Data listing

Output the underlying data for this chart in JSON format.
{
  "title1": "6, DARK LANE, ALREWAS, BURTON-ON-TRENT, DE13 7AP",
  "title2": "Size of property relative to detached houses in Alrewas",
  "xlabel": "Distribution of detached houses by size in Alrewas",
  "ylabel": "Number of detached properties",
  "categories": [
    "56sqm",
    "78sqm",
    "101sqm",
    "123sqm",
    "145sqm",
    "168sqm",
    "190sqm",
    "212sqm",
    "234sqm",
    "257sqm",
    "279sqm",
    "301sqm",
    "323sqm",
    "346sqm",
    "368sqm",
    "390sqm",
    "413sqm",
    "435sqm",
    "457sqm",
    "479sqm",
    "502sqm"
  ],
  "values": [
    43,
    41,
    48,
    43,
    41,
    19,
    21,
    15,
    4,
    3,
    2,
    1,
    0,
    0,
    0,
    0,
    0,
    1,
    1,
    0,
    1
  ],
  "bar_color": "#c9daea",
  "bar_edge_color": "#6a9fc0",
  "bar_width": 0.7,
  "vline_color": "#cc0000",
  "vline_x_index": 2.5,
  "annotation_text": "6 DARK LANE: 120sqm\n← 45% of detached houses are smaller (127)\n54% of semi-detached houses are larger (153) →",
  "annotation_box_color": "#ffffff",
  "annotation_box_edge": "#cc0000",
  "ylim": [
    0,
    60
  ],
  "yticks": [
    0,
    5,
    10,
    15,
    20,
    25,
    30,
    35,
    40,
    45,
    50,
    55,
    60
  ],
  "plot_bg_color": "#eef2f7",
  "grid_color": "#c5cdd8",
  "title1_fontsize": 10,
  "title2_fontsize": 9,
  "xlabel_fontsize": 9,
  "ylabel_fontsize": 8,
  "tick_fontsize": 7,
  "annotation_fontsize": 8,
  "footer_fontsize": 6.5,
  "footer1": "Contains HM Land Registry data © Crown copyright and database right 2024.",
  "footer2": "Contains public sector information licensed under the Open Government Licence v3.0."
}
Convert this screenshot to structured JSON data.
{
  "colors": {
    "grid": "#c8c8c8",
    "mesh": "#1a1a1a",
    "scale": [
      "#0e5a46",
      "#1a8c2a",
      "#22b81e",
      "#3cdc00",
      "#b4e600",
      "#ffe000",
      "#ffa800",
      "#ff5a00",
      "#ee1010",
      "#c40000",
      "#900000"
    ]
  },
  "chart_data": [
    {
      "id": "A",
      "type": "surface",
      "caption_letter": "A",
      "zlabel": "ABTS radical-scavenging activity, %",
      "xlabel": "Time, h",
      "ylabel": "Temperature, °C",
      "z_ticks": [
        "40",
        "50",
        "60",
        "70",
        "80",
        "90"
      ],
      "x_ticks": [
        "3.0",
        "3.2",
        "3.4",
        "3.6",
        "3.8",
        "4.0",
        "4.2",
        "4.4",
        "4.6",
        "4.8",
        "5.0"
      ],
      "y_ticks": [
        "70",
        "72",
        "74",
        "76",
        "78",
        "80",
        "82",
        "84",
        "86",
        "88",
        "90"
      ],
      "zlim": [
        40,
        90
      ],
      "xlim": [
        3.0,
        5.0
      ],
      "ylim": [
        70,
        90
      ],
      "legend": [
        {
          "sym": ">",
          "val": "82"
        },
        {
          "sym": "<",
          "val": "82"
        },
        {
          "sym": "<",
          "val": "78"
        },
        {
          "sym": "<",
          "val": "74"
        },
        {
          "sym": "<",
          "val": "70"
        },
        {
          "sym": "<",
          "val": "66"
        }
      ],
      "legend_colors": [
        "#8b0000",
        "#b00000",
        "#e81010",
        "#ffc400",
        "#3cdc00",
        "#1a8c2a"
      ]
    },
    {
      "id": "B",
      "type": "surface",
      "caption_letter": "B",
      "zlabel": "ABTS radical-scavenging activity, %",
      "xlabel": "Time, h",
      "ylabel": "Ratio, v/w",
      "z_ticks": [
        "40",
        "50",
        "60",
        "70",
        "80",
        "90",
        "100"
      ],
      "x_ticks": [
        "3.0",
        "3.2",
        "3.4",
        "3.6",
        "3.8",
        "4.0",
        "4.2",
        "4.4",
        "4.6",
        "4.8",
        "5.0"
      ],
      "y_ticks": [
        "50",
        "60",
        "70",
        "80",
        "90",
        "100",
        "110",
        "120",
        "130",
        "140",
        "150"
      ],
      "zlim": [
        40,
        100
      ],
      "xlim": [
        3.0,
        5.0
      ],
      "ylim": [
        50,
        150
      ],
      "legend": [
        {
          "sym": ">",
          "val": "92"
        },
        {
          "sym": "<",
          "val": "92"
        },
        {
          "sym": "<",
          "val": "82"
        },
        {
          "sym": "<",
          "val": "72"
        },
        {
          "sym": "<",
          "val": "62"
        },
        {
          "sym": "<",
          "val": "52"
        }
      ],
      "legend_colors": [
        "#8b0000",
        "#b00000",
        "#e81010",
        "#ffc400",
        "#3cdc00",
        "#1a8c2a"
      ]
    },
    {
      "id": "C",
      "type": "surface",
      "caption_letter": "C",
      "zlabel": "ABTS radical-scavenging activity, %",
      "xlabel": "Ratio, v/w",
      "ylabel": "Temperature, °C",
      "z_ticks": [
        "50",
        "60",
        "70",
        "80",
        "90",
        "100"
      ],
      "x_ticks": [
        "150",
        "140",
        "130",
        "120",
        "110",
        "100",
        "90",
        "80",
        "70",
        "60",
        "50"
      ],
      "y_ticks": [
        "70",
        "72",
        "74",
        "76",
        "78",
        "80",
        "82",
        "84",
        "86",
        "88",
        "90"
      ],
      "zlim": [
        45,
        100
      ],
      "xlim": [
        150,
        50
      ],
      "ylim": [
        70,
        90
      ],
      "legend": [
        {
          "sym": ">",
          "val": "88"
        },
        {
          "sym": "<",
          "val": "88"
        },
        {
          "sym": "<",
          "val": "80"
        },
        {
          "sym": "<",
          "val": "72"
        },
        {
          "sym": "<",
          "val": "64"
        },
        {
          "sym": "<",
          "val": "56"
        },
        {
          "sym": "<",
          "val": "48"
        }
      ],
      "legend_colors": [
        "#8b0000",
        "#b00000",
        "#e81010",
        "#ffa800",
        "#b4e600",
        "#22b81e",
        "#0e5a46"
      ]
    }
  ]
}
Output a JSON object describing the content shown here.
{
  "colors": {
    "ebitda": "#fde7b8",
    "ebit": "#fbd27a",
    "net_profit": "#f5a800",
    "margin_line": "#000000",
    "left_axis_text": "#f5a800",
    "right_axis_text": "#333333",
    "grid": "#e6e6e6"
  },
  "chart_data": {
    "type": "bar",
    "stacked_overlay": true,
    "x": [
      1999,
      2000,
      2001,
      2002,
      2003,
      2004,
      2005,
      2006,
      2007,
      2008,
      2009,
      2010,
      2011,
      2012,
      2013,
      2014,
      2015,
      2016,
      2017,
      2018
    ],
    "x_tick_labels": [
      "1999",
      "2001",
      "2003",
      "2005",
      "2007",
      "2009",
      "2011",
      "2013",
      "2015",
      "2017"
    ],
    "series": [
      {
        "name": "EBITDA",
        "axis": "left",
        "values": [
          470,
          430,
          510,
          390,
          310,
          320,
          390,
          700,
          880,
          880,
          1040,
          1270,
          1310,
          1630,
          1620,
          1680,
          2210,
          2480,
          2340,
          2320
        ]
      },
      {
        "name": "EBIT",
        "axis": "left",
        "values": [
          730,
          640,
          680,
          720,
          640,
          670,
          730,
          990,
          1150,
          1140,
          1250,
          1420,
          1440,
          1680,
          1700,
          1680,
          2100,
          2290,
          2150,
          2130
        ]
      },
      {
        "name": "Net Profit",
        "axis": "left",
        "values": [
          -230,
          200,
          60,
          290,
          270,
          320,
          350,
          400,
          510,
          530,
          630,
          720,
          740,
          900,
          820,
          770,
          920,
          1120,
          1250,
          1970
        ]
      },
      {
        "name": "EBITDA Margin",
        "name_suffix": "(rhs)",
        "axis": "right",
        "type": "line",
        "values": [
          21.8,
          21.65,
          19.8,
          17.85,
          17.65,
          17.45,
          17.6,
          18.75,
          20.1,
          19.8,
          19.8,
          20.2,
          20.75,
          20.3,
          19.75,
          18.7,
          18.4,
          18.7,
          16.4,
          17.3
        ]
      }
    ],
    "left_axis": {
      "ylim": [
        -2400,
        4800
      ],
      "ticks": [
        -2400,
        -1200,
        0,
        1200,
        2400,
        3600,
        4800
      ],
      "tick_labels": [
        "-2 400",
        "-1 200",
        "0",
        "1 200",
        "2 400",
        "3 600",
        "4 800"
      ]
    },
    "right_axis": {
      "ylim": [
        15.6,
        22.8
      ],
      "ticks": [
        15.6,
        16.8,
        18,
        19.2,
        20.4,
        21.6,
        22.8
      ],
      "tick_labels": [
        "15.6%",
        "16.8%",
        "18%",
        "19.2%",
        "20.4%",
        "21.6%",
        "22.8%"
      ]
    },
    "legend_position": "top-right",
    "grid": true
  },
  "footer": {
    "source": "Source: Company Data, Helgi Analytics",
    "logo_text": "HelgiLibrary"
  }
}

PROBLEM TO SOLVE
Find every line that has "this" in it, then return those lines.

CORRECT OUTPUT
Output the underlying data for this chart in JSON format.
Convert this screenshot to structured JSON data.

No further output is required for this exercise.